Copy out the records word for word, beginning at the line that contains "267, 502, 341]" and ending at the line that contains "body-paragraph: 专利、设计和商标的执法机构是尼泊尔工业部下属的工业局。: [85, 627, 423, 643]", both included.
********************
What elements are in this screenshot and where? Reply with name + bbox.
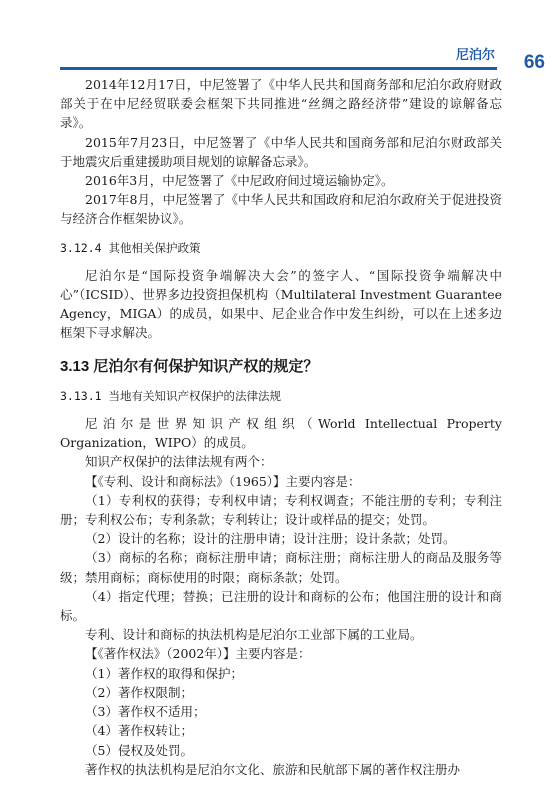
body-paragraph: 尼泊尔是“国际投资争端解决大会”的签字人、“国际投资争端解决中心”（ICSID）、世界多边投资担保机构（Multilateral Investment Guarantee Agency，MIGA）的成员，如果中、尼企业合作中发生纠纷，可以在上述多边框架下寻求解决。: [60, 267, 502, 341]
list-item: （3）著作权不适用；: [85, 704, 206, 720]
list-item: （4）指定代理；替换；已注册的设计和商标的公布；他国注册的设计和商标。: [60, 588, 502, 624]
subsection-heading: 3.13.1 当地有关知识产权保护的法律法规: [60, 388, 281, 403]
header-rule: [60, 67, 497, 70]
subsection-heading: 3.12.4 其他相关保护政策: [60, 240, 201, 255]
list-item: （2）著作权限制；: [85, 684, 193, 700]
list-item: （1）专利权的获得；专利权申请；专利权调查；不能注册的专利；专利注册；专利权公布；专利条款；专利转让；设计或样品的提交；处罚。: [60, 492, 502, 528]
body-paragraph: 2014年12月17日，中尼签署了《中华人民共和国商务部和尼泊尔政府财政部关于在中尼经贸联委会框架下共同推进“丝绸之路经济带”建设的谅解备忘录》。: [60, 77, 502, 131]
body-paragraph: 2015年7月23日，中尼签署了《中华人民共和国商务部和尼泊尔财政部关于地震灾后重建援助项目规划的谅解备忘录》。: [60, 134, 502, 169]
page-number: 66: [523, 52, 545, 73]
list-item: （4）著作权转让；: [85, 723, 193, 739]
law-title: 【《著作权法》（2002年）】主要内容是：: [85, 646, 311, 662]
page-header: [0, 0, 559, 72]
list-item: （1）著作权的取得和保护；: [85, 665, 243, 681]
page-body: [60, 75, 502, 779]
body-paragraph: 2016年3月，中尼签署了《中尼政府间过境运输协定》。: [85, 173, 394, 189]
list-item: （2）设计的名称；设计的注册申请；设计注册；设计条款；处罚。: [85, 531, 456, 547]
body-paragraph: 尼泊尔是世界知识产权组织（World Intellectual Property Organization，WIPO）的成员。: [60, 416, 502, 451]
body-paragraph: 专利、设计和商标的执法机构是尼泊尔工业部下属的工业局。: [85, 627, 423, 643]
law-title: 【《专利、设计和商标法》（1965）】主要内容是：: [85, 473, 361, 489]
list-item: （5）侵权及处罚。: [85, 742, 193, 758]
list-item: （3）商标的名称；商标注册申请；商标注册；商标注册人的商品及服务等级；禁用商标；商标使用的时限；商标条款；处罚。: [60, 550, 502, 585]
section-heading: 3.13 尼泊尔有何保护知识产权的规定？: [60, 357, 319, 375]
running-header-country: 尼泊尔: [455, 47, 495, 62]
body-paragraph: 著作权的执法机构是尼泊尔文化、旅游和民航部下属的著作权注册办: [85, 761, 461, 777]
body-paragraph: 知识产权保护的法律法规有两个：: [85, 454, 273, 470]
body-paragraph: 2017年8月，中尼签署了《中华人民共和国政府和尼泊尔政府关于促进投资与经济合作框架协议》。: [60, 192, 502, 227]
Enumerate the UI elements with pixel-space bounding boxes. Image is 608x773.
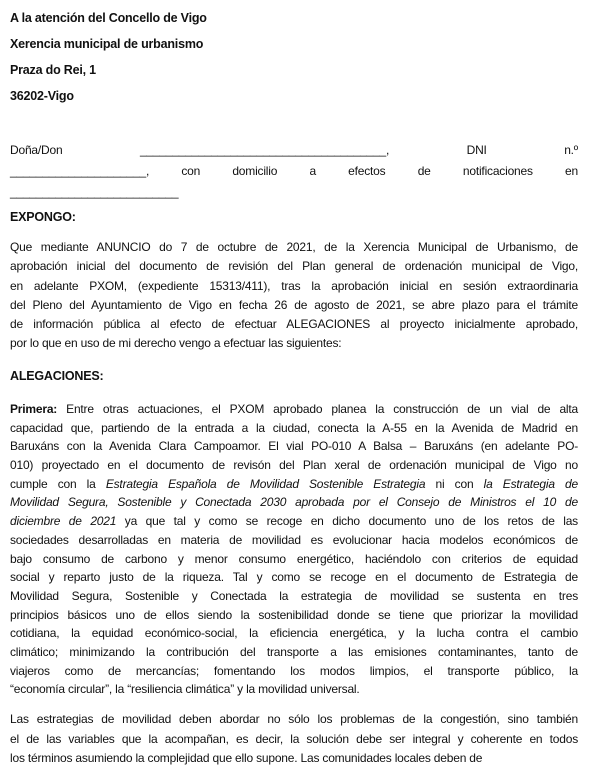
text-segment: aprobación inicial del documento de revisión del Plan general de ordenación municipal de Vigo, (10, 259, 578, 274)
text-segment: _____________________, con domicilio a efectos de notificaciones en (10, 164, 578, 178)
italic-text: diciembre de 2021 (10, 514, 117, 529)
text-line (10, 730, 578, 750)
text-segment: del Pleno del Ayuntamiento de Vigo en fecha 26 de agosto de 2021, se abre plazo para el trámite (10, 297, 578, 312)
text-line (10, 334, 578, 353)
text-segment: 010) proyectado en el documento de revisón del Plan xeral de ordenación municipal de Vigo no (10, 458, 578, 473)
text-line (10, 257, 578, 276)
text-line (10, 277, 578, 296)
text-segment: Entre otras actuaciones, el PXOM aprobado planea la construcción de un vial de alta (57, 402, 578, 416)
text-segment: viajeros como de mercancías; fomentando los modos limpios, el transporte público, la (10, 663, 578, 678)
text-segment: ni con (425, 476, 484, 491)
estrategias-paragraph (10, 710, 578, 769)
text-segment: cumple con la (10, 476, 106, 491)
text-segment: el de las variables que la acompañan, es decir, la solución debe ser integral y coherente en todos (10, 731, 578, 746)
text-line (10, 606, 578, 625)
text-segment: social y reparto justo de la riqueza. Tal y como se recoge en el documento de Estrategia de (10, 570, 578, 585)
text-segment: Las estrategias de movilidad deben abordar no sólo los problemas de la congestión, sino también (10, 712, 578, 726)
primera-paragraph (10, 400, 578, 699)
text-line (10, 456, 578, 475)
text-segment: __________________________ (10, 185, 179, 199)
recipient-line-4: 36202-Vigo (10, 89, 74, 103)
text-segment: Movilidad Segura, Sostenible y Conectada la estrategia de movilidad se sustenta en tres (10, 588, 578, 603)
text-line (10, 749, 578, 769)
text-line (10, 437, 578, 456)
text-line (10, 512, 578, 531)
identification-paragraph (10, 140, 578, 203)
text-line (10, 161, 578, 182)
expongo-heading: EXPONGO: (10, 210, 76, 224)
text-segment: Baruxáns con la Avenida Clara Campoamor. El vial PO-010 A Balsa – Baruxáns (en adelante PO- (10, 439, 578, 454)
italic-text: Estrategia Española de Movilidad Sostenible Estrategia (105, 476, 426, 491)
text-segment: sociedades desarrolladas en materia de movilidad es evolucionar hacia modelos económicos de (10, 532, 578, 547)
text-segment: “economía circular”, la “resiliencia climática” y la movilidad universal. (10, 682, 360, 697)
text-line (10, 400, 578, 419)
text-line (10, 587, 578, 606)
text-segment: bajo consumo de carbono y menor consumo energético, haciéndolo con criterios de equidad (10, 551, 578, 566)
text-segment: cotidiana, la equidad económico-social, la eficiencia energética, y la lucha contra el cambio (10, 626, 578, 641)
bold-text: Primera: (10, 402, 58, 416)
text-line (10, 662, 578, 681)
text-line (10, 315, 578, 334)
text-line (10, 568, 578, 587)
text-segment: los términos asumiendo la complejidad que ello supone. Las comunidades locales deben de (10, 751, 483, 766)
recipient-line-3: Praza do Rei, 1 (10, 63, 96, 77)
text-segment: Que mediante ANUNCIO do 7 de octubre de 2021, de la Xerencia Municipal de Urbanismo, de (10, 240, 578, 254)
text-line (10, 710, 578, 730)
text-line (10, 531, 578, 550)
text-segment: climático; minimizando la contribución del transporte a las emisiones contaminantes, tanto de (10, 644, 578, 659)
text-line (10, 182, 578, 203)
text-line (10, 140, 578, 161)
italic-text: Movilidad Segura, Sostenible y Conectada 2030 aprobada por el Consejo de Ministros el 10 de (10, 495, 578, 510)
alegaciones-heading: ALEGACIONES: (10, 369, 104, 383)
text-segment: en adelante PXOM, (expediente 15313/411), tras la aprobación inicial en sesión extraordinaria (10, 278, 578, 293)
text-line (10, 624, 578, 643)
text-segment: capacidad que, partiendo de la entrada a la ciudad, conecta la A-55 en la Avenida de Madrid en (10, 420, 578, 435)
recipient-line-1: A la atención del Concello de Vigo (10, 11, 207, 25)
text-line (10, 643, 578, 662)
text-line (10, 296, 578, 315)
text-line (10, 238, 578, 257)
text-line (10, 550, 578, 569)
text-segment: por lo que en uso de mi derecho vengo a efectuar las siguientes: (10, 336, 342, 351)
text-segment: principios básicos uno de ellos siendo la sostenibilidad donde se tiene que priorizar la movilidad (10, 607, 578, 622)
expongo-paragraph (10, 238, 578, 354)
text-line (10, 680, 578, 699)
text-segment: Doña/Don ______________________________________, DNI n.º (10, 143, 578, 157)
text-line (10, 475, 578, 494)
recipient-line-2: Xerencia municipal de urbanismo (10, 37, 204, 51)
text-segment: ya que tal y como se recoge en dicho documento uno de los retos de las (116, 514, 578, 529)
text-segment: de información pública al efecto de efectuar ALEGACIONES al proyecto inicialmente aprobado, (10, 317, 578, 332)
text-line (10, 493, 578, 512)
text-line (10, 419, 578, 438)
italic-text: la Estrategia de (483, 476, 578, 491)
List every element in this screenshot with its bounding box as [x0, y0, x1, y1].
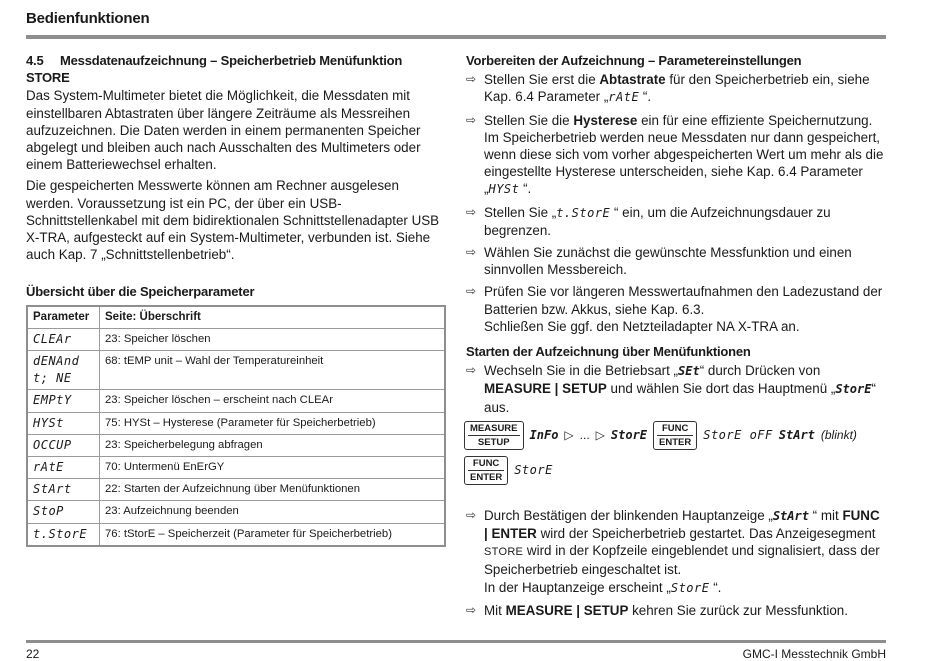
********************
The completed task =
body-paragraph: 尼泊尔是“国际投资争端解决大会”的签字人、“国际投资争端解决中心”（ICSID）、世界多边投资担保机构（Multilateral Investment Guarantee Agency，MIGA）的成员，如果中、尼企业合作中发生纠纷，可以在上述多边框架下寻求解决。: [60, 267, 502, 341]
list-item: （3）著作权不适用；: [85, 704, 206, 720]
list-item: （4）指定代理；替换；已注册的设计和商标的公布；他国注册的设计和商标。: [60, 588, 502, 624]
subsection-heading: 3.13.1 当地有关知识产权保护的法律法规: [60, 388, 281, 403]
header-rule: [60, 67, 497, 70]
subsection-heading: 3.12.4 其他相关保护政策: [60, 240, 201, 255]
list-item: （2）著作权限制；: [85, 684, 193, 700]
list-item: （1）专利权的获得；专利权申请；专利权调查；不能注册的专利；专利注册；专利权公布；专利条款；专利转让；设计或样品的提交；处罚。: [60, 492, 502, 528]
body-paragraph: 2014年12月17日，中尼签署了《中华人民共和国商务部和尼泊尔政府财政部关于在中尼经贸联委会框架下共同推进“丝绸之路经济带”建设的谅解备忘录》。: [60, 77, 502, 131]
body-paragraph: 2015年7月23日，中尼签署了《中华人民共和国商务部和尼泊尔财政部关于地震灾后重建援助项目规划的谅解备忘录》。: [60, 134, 502, 169]
page-number: 66: [523, 52, 545, 73]
list-item: （4）著作权转让；: [85, 723, 193, 739]
law-title: 【《著作权法》（2002年）】主要内容是：: [85, 646, 311, 662]
page-header: [0, 0, 559, 72]
list-item: （1）著作权的取得和保护；: [85, 665, 243, 681]
page-body: [60, 75, 502, 779]
body-paragraph: 2016年3月，中尼签署了《中尼政府间过境运输协定》。: [85, 173, 394, 189]
list-item: （2）设计的名称；设计的注册申请；设计注册；设计条款；处罚。: [85, 531, 456, 547]
body-paragraph: 尼泊尔是世界知识产权组织（World Intellectual Property Organization，WIPO）的成员。: [60, 416, 502, 451]
body-paragraph: 专利、设计和商标的执法机构是尼泊尔工业部下属的工业局。: [85, 627, 423, 643]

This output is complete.